> Given request
Print out the entries below with no edits.

> Supplied information
★ ★ ★ ★
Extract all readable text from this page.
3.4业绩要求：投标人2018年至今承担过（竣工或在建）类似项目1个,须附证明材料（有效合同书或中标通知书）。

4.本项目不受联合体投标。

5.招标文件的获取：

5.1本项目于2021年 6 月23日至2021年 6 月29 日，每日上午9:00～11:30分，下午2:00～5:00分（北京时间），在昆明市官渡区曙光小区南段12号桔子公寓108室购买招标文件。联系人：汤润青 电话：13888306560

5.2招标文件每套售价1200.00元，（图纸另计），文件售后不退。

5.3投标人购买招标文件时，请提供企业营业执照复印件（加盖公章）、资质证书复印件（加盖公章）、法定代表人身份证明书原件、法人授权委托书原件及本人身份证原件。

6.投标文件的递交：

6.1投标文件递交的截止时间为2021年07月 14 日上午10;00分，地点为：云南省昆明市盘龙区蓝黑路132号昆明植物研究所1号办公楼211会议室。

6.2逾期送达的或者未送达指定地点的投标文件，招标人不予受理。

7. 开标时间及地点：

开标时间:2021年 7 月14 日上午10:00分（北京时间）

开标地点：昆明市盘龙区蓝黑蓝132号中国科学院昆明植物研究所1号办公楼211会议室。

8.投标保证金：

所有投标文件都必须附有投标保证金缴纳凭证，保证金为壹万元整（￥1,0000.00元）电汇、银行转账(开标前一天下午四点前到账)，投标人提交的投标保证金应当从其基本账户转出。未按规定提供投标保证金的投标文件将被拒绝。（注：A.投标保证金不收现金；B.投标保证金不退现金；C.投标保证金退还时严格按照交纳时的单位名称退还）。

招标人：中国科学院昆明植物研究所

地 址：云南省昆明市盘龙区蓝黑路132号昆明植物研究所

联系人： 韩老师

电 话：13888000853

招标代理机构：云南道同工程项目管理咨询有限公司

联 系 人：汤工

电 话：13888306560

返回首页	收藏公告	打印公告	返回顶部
★ ★ ★ ★
> Written answer
Extract all readable text from this page.
3.4业绩要求：投标人2018年至今承担过（竣工或在建）类似项目1个,须附证明材料（有效合同书或中标通知书）。

4.本项目不受联合体投标。

5.招标文件的获取：

5.1本项目于2021年 6 月23日至2021年 6 月29 日，每日上午9:00～11:30分，下午2:00～5:00分（北京时间），在昆明市官渡区曙光小区南段12号桔子公寓108室购买招标文件。联系人：汤润青 电话：13888306560

5.2招标文件每套售价1200.00元，（图纸另计），文件售后不退。

5.3投标人购买招标文件时，请提供企业营业执照复印件（加盖公章）、资质证书复印件（加盖公章）、法定代表人身份证明书原件、法人授权委托书原件及本人身份证原件。

6.投标文件的递交：

6.1投标文件递交的截止时间为2021年07月 14 日上午10;00分，地点为：云南省昆明市盘龙区蓝黑路132号昆明植物研究所1号办公楼211会议室。

6.2逾期送达的或者未送达指定地点的投标文件，招标人不予受理。

7. 开标时间及地点：

开标时间:2021年 7 月14 日上午10:00分（北京时间）

开标地点：昆明市盘龙区蓝黑蓝132号中国科学院昆明植物研究所1号办公楼211会议室。

8.投标保证金：

所有投标文件都必须附有投标保证金缴纳凭证，保证金为壹万元整（￥1,0000.00元）电汇、银行转账(开标前一天下午四点前到账)，投标人提交的投标保证金应当从其基本账户转出。未按规定提供投标保证金的投标文件将被拒绝。（注：A.投标保证金不收现金；B.投标保证金不退现金；C.投标保证金退还时严格按照交纳时的单位名称退还）。

招标人：中国科学院昆明植物研究所

地 址：云南省昆明市盘龙区蓝黑路132号昆明植物研究所

联系人： 韩老师

电 话：13888000853

招标代理机构：云南道同工程项目管理咨询有限公司

联 系 人：汤工

电 话：13888306560

返回首页	收藏公告	打印公告	返回顶部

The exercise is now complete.